▽

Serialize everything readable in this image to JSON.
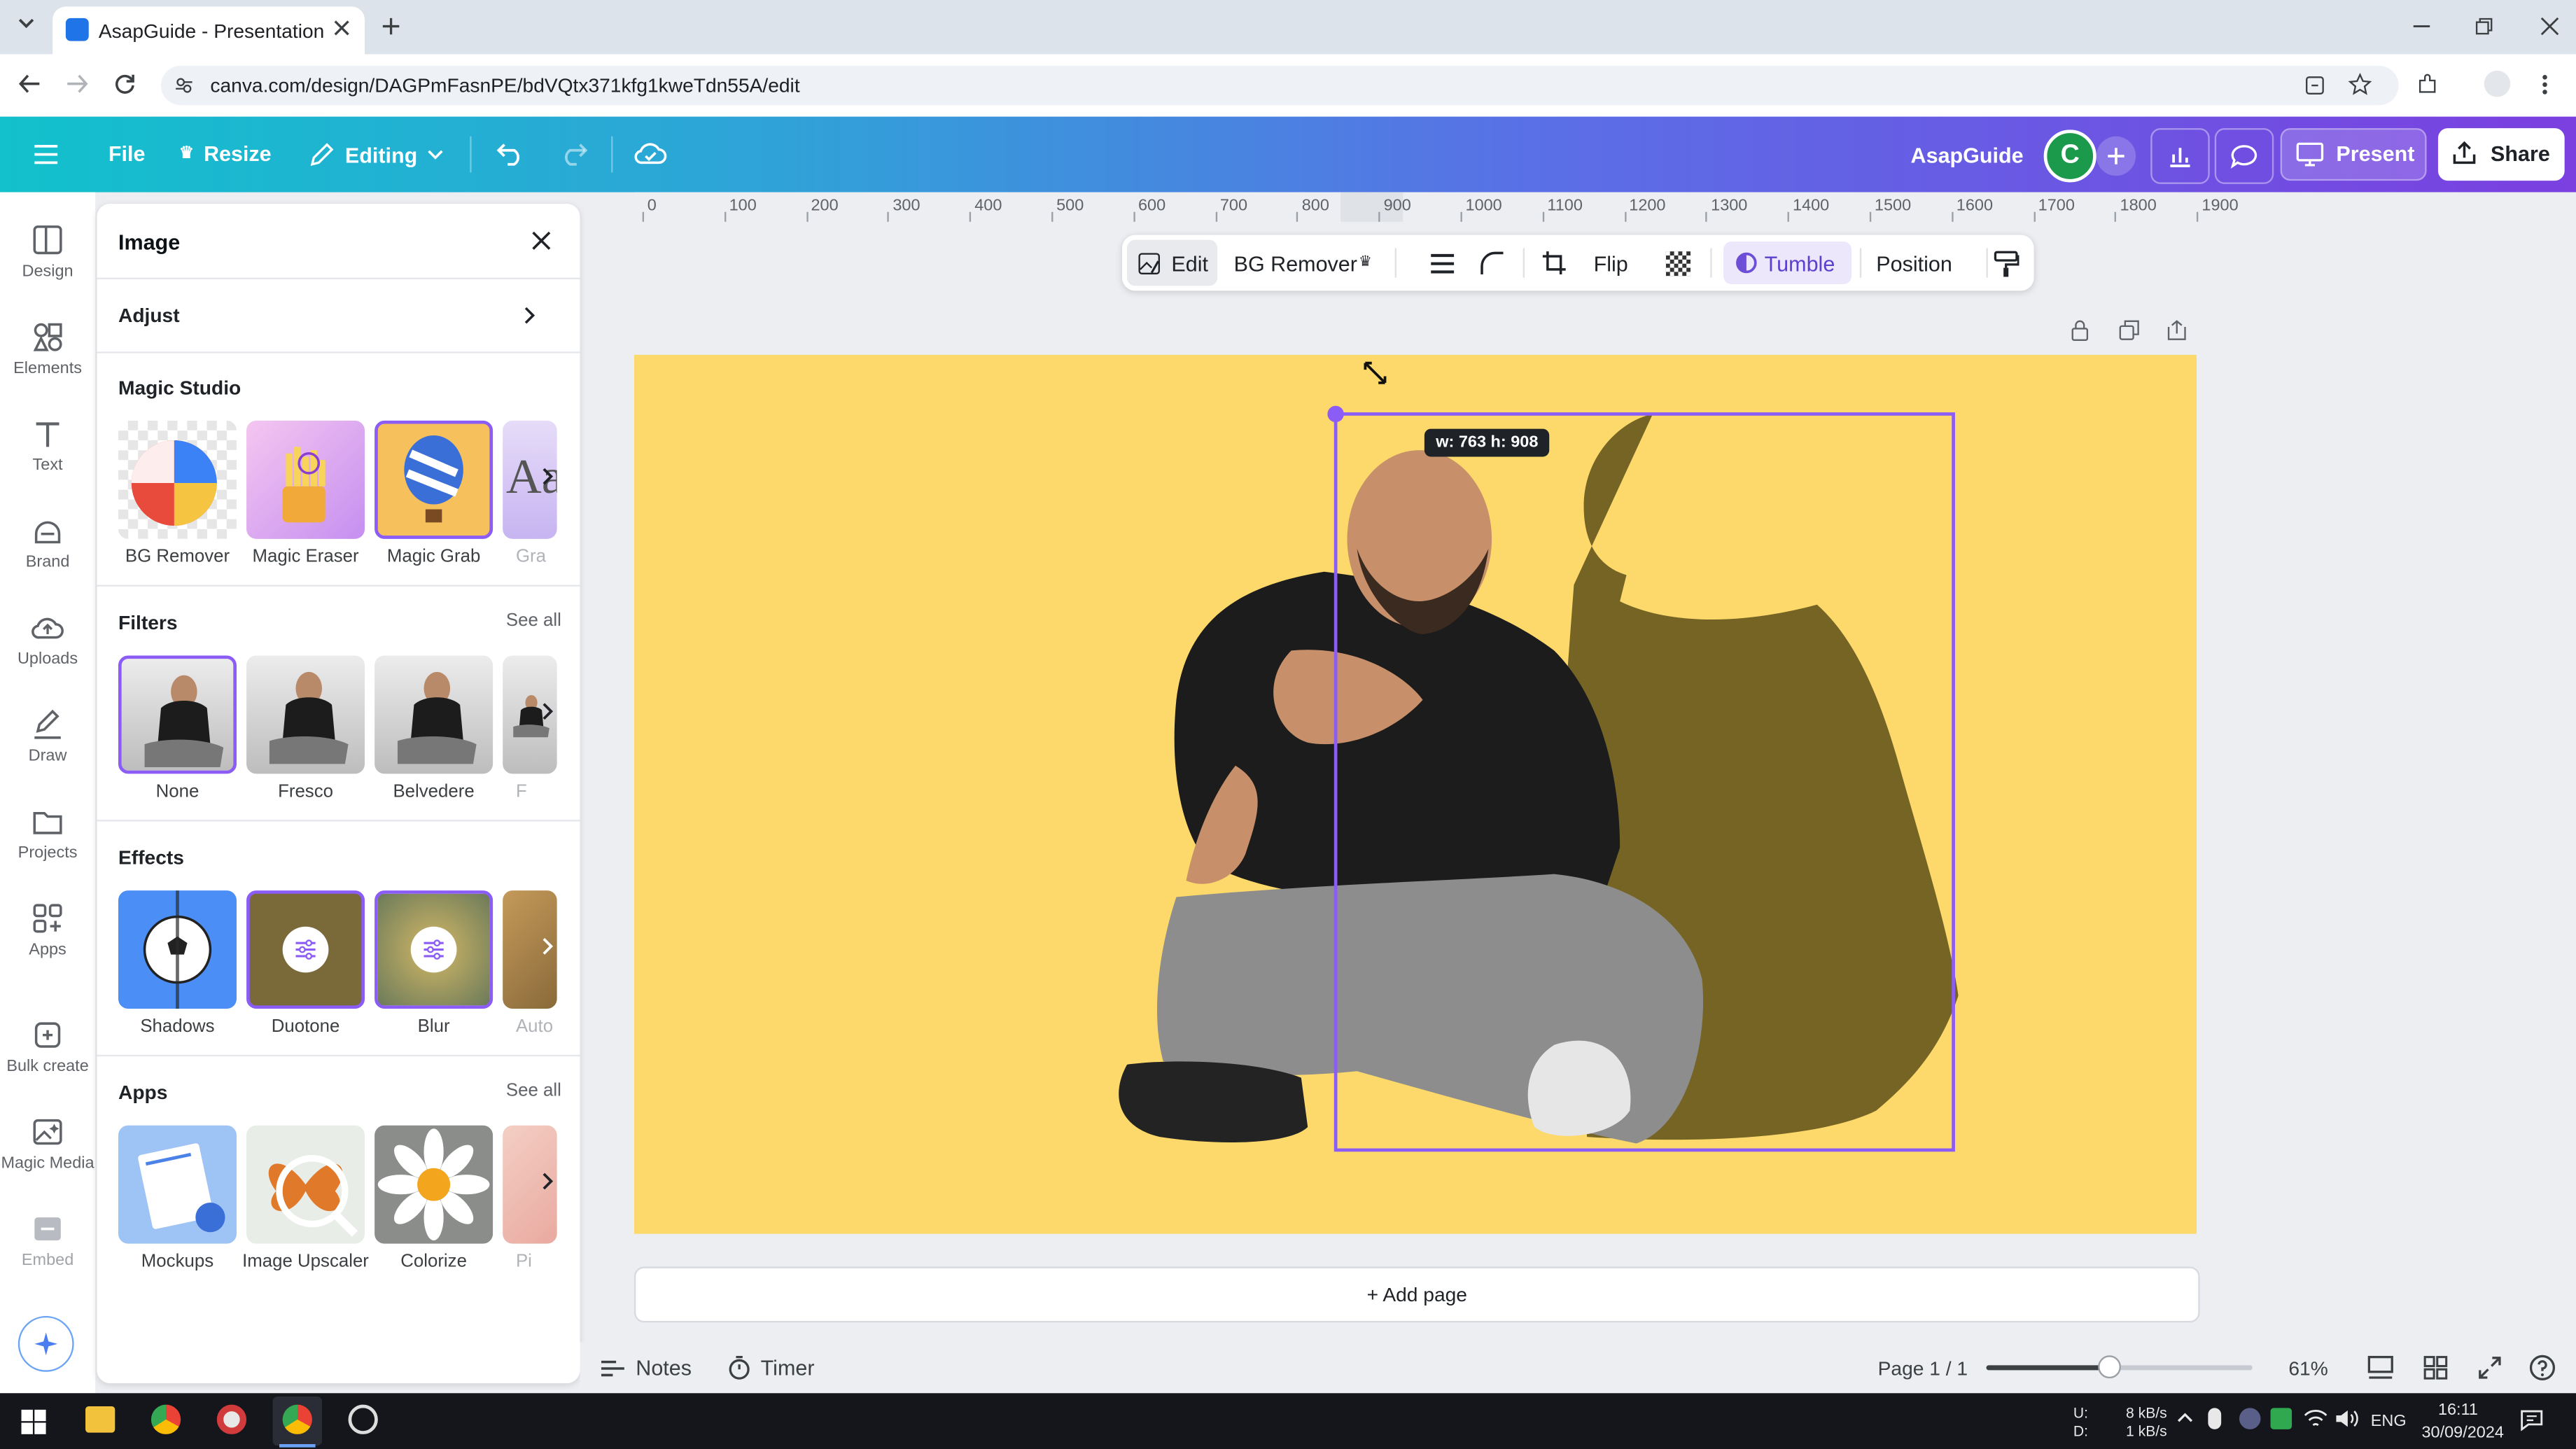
{
  "browser": {
    "tab_title": "AsapGuide - Presentation",
    "url": "canva.com/design/DAGPmFasnPE/bdVQtx371kfg1kweTdn55A/edit"
  },
  "header": {
    "file": "File",
    "resize": "Resize",
    "editing": "Editing",
    "team_name": "AsapGuide",
    "avatar_letter": "C",
    "present": "Present",
    "share": "Share"
  },
  "rail": [
    {
      "label": "Design",
      "icon": "design-icon"
    },
    {
      "label": "Elements",
      "icon": "elements-icon"
    },
    {
      "label": "Text",
      "icon": "text-icon"
    },
    {
      "label": "Brand",
      "icon": "brand-icon"
    },
    {
      "label": "Uploads",
      "icon": "uploads-icon"
    },
    {
      "label": "Draw",
      "icon": "draw-icon"
    },
    {
      "label": "Projects",
      "icon": "projects-icon"
    },
    {
      "label": "Apps",
      "icon": "apps-icon"
    },
    {
      "label": "Bulk create",
      "icon": "bulk-create-icon"
    },
    {
      "label": "Magic Media",
      "icon": "magic-media-icon"
    },
    {
      "label": "Embed",
      "icon": "embed-icon"
    }
  ],
  "panel": {
    "title": "Image",
    "adjust": "Adjust",
    "magic_studio": {
      "title": "Magic Studio",
      "items": [
        "BG Remover",
        "Magic Eraser",
        "Magic Grab",
        "Gra"
      ]
    },
    "filters": {
      "title": "Filters",
      "see_all": "See all",
      "items": [
        "None",
        "Fresco",
        "Belvedere",
        "F"
      ]
    },
    "effects": {
      "title": "Effects",
      "items": [
        "Shadows",
        "Duotone",
        "Blur",
        "Auto"
      ]
    },
    "apps": {
      "title": "Apps",
      "see_all": "See all",
      "items": [
        "Mockups",
        "Image Upscaler",
        "Colorize",
        "Pi"
      ]
    }
  },
  "ruler": [
    "0",
    "100",
    "200",
    "300",
    "400",
    "500",
    "600",
    "700",
    "800",
    "900",
    "1000",
    "1100",
    "1200",
    "1300",
    "1400",
    "1500",
    "1600",
    "1700",
    "1800",
    "1900"
  ],
  "toolbar": {
    "edit": "Edit",
    "bg_remover": "BG Remover",
    "flip": "Flip",
    "tumble": "Tumble",
    "position": "Position"
  },
  "canvas": {
    "size_tooltip": "w: 763 h: 908",
    "add_page": "+ Add page",
    "page_color": "#fcd96a",
    "selection_color": "#8b5cf6"
  },
  "footer": {
    "notes": "Notes",
    "timer": "Timer",
    "page": "Page 1 / 1",
    "zoom": "61%",
    "zoom_level": 0.61
  },
  "taskbar": {
    "network_up": "U:",
    "network_down": "D:",
    "up_rate": "8 kB/s",
    "down_rate": "1 kB/s",
    "lang": "ENG",
    "time": "16:11",
    "date": "30/09/2024"
  }
}
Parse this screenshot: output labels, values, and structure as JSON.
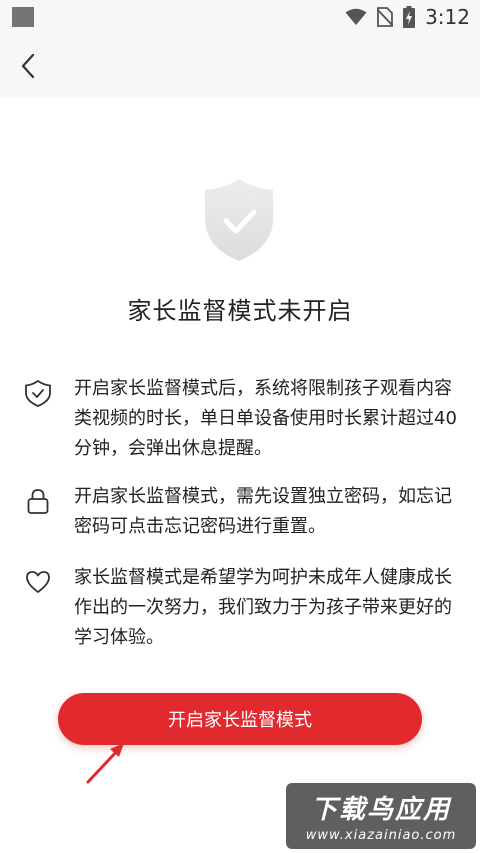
{
  "status_bar": {
    "time": "3:12",
    "icons": [
      "square-notification-icon",
      "wifi-icon",
      "no-sim-icon",
      "battery-charging-icon"
    ]
  },
  "top_bar": {
    "back_icon": "chevron-left-icon"
  },
  "hero": {
    "icon": "shield-check-icon",
    "title": "家长监督模式未开启"
  },
  "info_items": [
    {
      "icon": "shield-check-outline-icon",
      "text": "开启家长监督模式后，系统将限制孩子观看内容类视频的时长，单日单设备使用时长累计超过40分钟，会弹出休息提醒。"
    },
    {
      "icon": "lock-icon",
      "text": "开启家长监督模式，需先设置独立密码，如忘记密码可点击忘记密码进行重置。"
    },
    {
      "icon": "heart-outline-icon",
      "text": "家长监督模式是希望学为呵护未成年人健康成长作出的一次努力，我们致力于为孩子带来更好的学习体验。"
    }
  ],
  "primary_button": {
    "label": "开启家长监督模式"
  },
  "watermark": {
    "title": "下载鸟应用",
    "url": "www.xiazainiao.com"
  },
  "colors": {
    "accent": "#e22a2e",
    "background": "#ffffff",
    "bar_background": "#f7f7f7",
    "shield": "#e6e6e6"
  }
}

△

Given problem: Reproduce nothing but the lines that run from the line containing "Parse this screenshot: output" through the last line of the records, inclusive. Omit the pictures.

Written answer:
Parse this screenshot: output labels, values, and structure as JSON.
{
  "status_bar": {
    "time": "3:12",
    "icons": [
      "square-notification-icon",
      "wifi-icon",
      "no-sim-icon",
      "battery-charging-icon"
    ]
  },
  "top_bar": {
    "back_icon": "chevron-left-icon"
  },
  "hero": {
    "icon": "shield-check-icon",
    "title": "家长监督模式未开启"
  },
  "info_items": [
    {
      "icon": "shield-check-outline-icon",
      "text": "开启家长监督模式后，系统将限制孩子观看内容类视频的时长，单日单设备使用时长累计超过40分钟，会弹出休息提醒。"
    },
    {
      "icon": "lock-icon",
      "text": "开启家长监督模式，需先设置独立密码，如忘记密码可点击忘记密码进行重置。"
    },
    {
      "icon": "heart-outline-icon",
      "text": "家长监督模式是希望学为呵护未成年人健康成长作出的一次努力，我们致力于为孩子带来更好的学习体验。"
    }
  ],
  "primary_button": {
    "label": "开启家长监督模式"
  },
  "watermark": {
    "title": "下载鸟应用",
    "url": "www.xiazainiao.com"
  },
  "colors": {
    "accent": "#e22a2e",
    "background": "#ffffff",
    "bar_background": "#f7f7f7",
    "shield": "#e6e6e6"
  }
}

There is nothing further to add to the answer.